- [Dataset excerpts]

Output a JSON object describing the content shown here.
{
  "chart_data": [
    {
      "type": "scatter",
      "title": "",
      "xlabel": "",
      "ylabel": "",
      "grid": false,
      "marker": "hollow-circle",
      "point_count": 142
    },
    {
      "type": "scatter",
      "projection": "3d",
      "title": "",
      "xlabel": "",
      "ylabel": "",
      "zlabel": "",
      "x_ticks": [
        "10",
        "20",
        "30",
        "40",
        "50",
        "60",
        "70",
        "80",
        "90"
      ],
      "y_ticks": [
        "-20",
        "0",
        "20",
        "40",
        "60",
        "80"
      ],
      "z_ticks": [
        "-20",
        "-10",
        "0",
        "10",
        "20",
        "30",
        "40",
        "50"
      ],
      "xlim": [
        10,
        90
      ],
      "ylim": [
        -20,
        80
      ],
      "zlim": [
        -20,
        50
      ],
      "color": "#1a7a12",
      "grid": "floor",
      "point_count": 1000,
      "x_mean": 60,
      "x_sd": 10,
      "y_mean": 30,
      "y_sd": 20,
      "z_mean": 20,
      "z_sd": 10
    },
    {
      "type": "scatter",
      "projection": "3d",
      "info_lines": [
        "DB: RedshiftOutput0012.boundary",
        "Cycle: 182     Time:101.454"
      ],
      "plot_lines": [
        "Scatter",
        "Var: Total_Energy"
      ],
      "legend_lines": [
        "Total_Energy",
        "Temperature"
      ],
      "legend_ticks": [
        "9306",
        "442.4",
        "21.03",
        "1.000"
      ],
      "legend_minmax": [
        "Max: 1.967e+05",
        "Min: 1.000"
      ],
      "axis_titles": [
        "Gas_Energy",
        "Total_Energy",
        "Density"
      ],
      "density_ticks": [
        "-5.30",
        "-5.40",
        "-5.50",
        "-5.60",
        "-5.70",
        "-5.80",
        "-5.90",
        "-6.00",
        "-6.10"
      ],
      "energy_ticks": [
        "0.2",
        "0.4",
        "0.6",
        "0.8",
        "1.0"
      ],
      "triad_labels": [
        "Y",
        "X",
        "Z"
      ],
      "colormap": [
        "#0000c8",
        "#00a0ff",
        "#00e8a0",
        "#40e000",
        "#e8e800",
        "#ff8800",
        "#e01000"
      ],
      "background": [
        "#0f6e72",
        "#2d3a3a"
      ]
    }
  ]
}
---
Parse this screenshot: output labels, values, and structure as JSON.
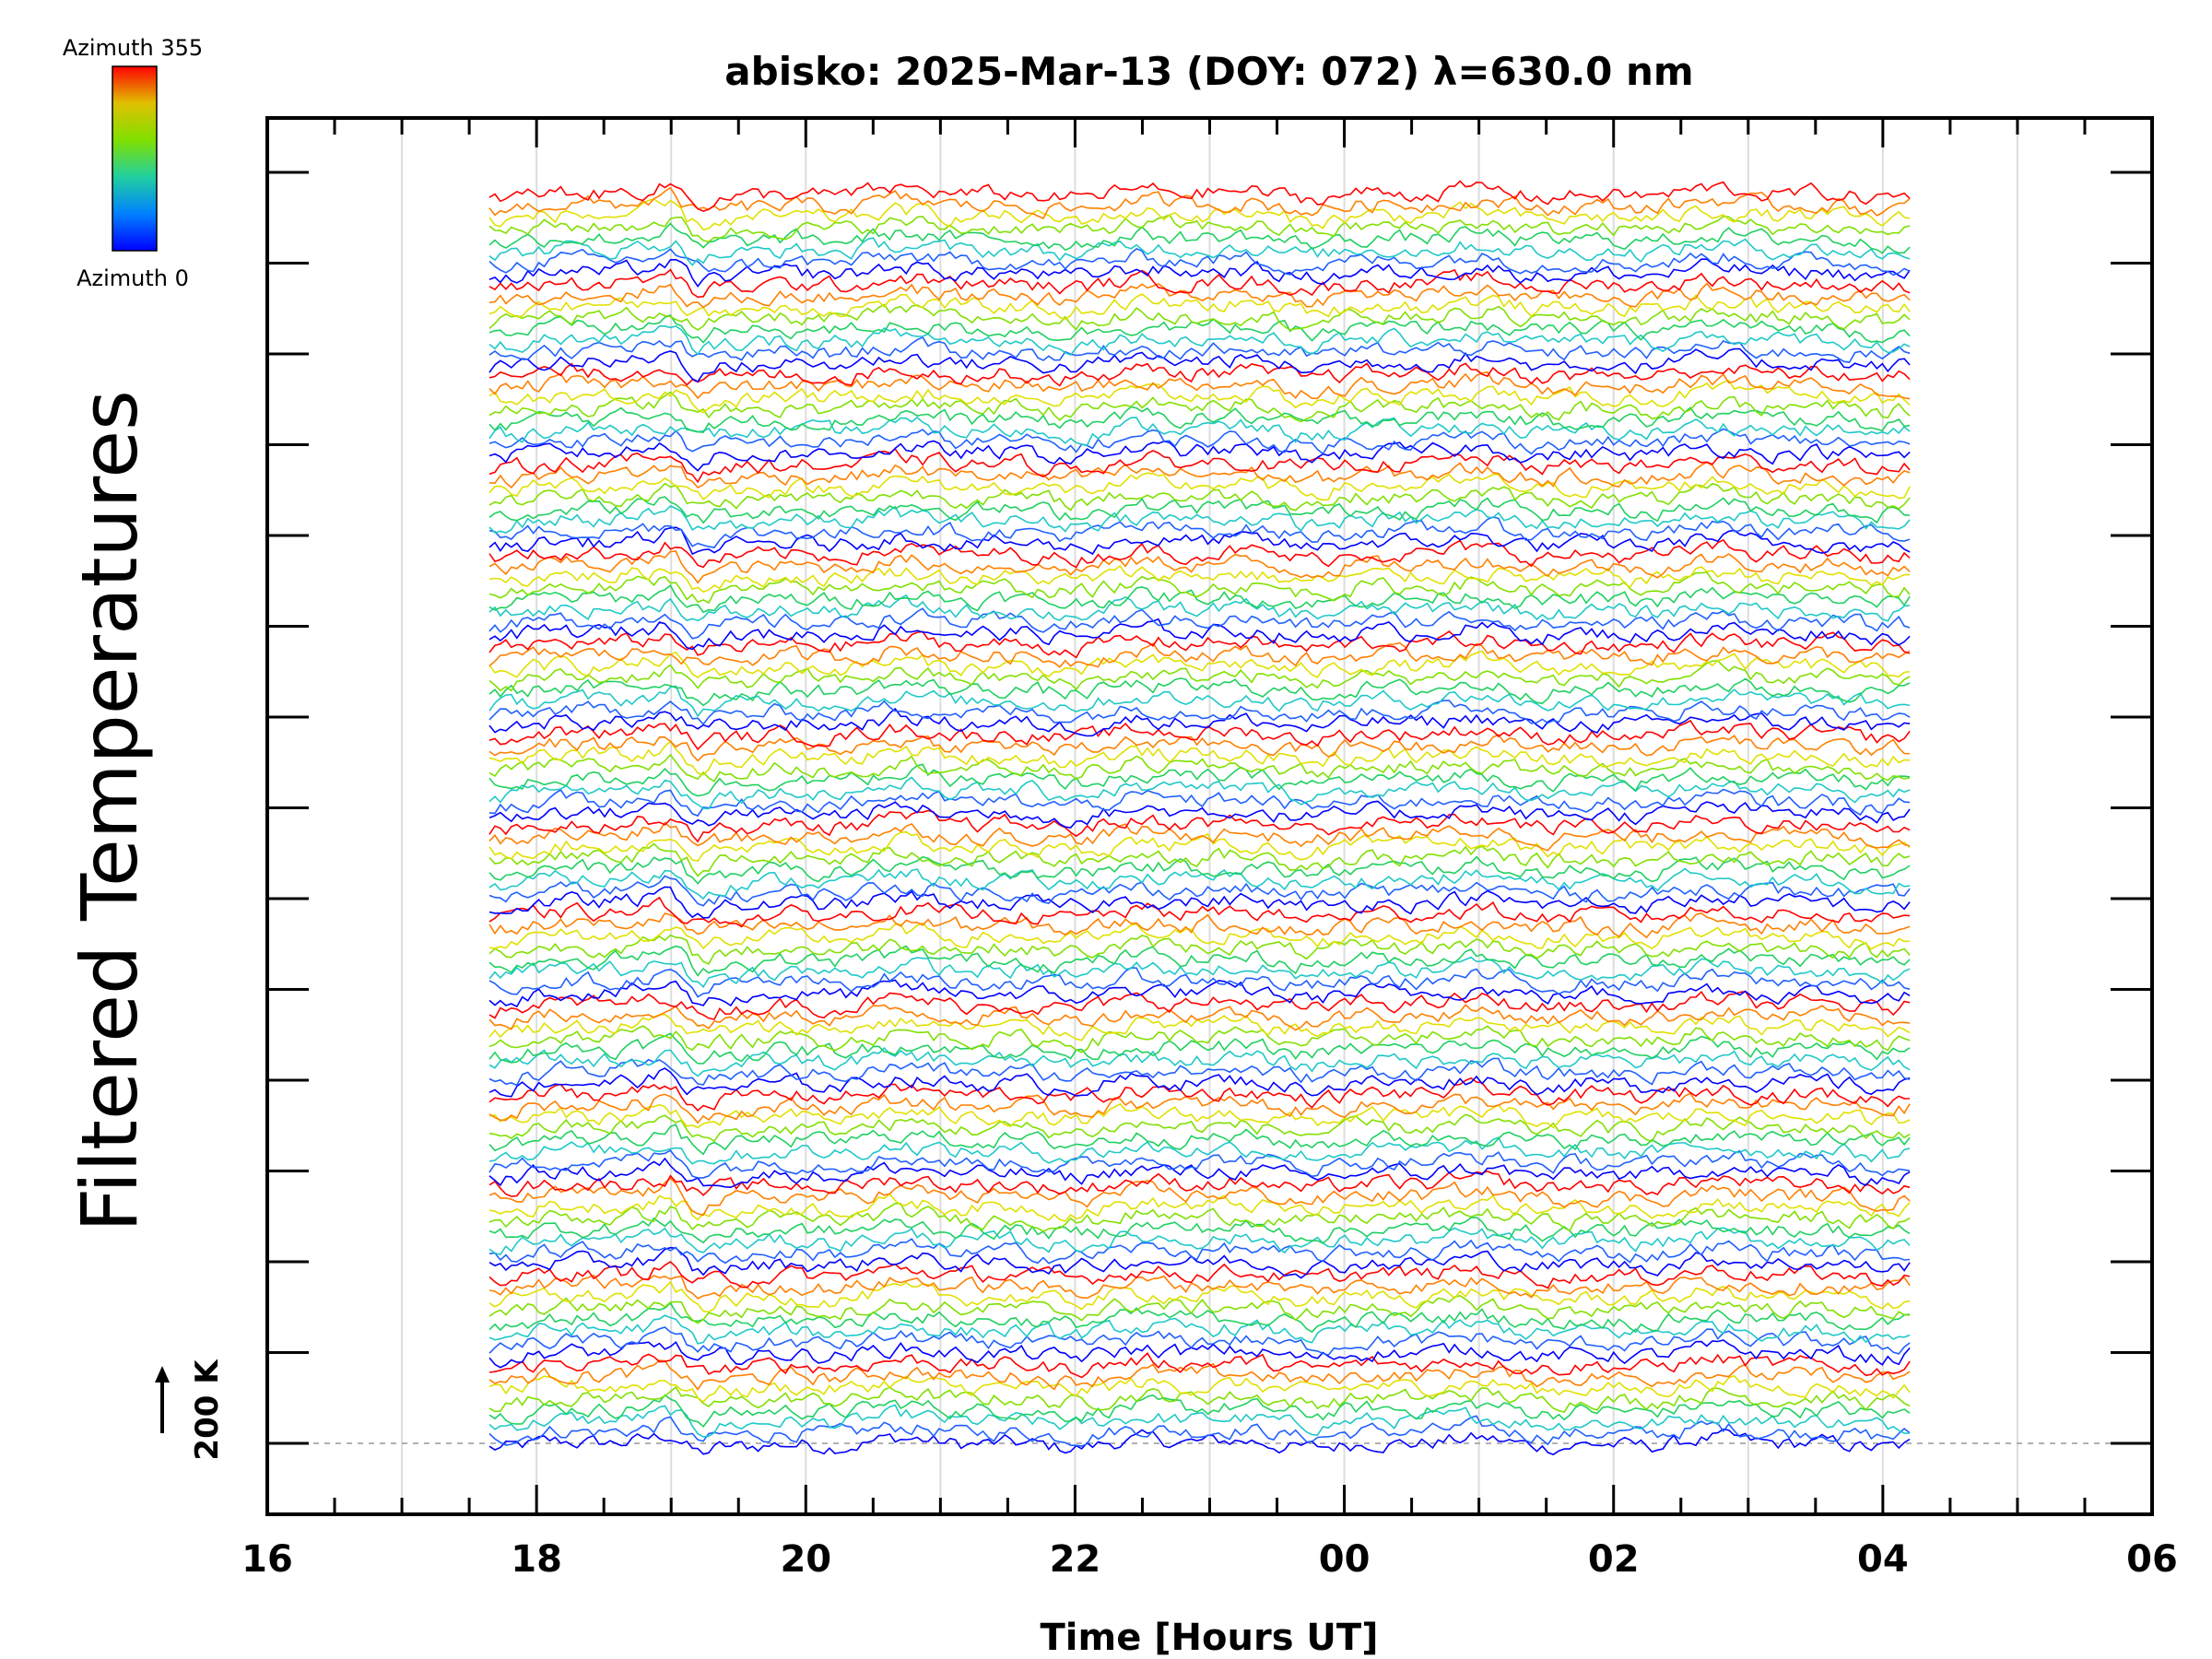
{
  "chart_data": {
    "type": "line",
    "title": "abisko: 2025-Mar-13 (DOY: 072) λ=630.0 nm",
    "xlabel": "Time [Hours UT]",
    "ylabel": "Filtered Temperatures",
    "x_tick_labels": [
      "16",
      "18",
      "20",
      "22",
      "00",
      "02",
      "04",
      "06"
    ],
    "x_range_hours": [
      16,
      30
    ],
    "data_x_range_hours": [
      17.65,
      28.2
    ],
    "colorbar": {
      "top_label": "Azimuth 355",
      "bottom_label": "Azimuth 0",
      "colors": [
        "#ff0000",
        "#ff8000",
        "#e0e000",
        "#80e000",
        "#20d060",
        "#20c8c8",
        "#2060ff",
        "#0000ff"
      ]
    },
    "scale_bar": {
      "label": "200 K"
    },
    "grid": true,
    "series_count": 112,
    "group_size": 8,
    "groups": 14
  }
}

- [The request] From the entries above, return each line with the word "Time" in it.

- [Answer to the problem]
        "Cycle: 182     Time:101.454"
    "xlabel": "Time [Hours UT]",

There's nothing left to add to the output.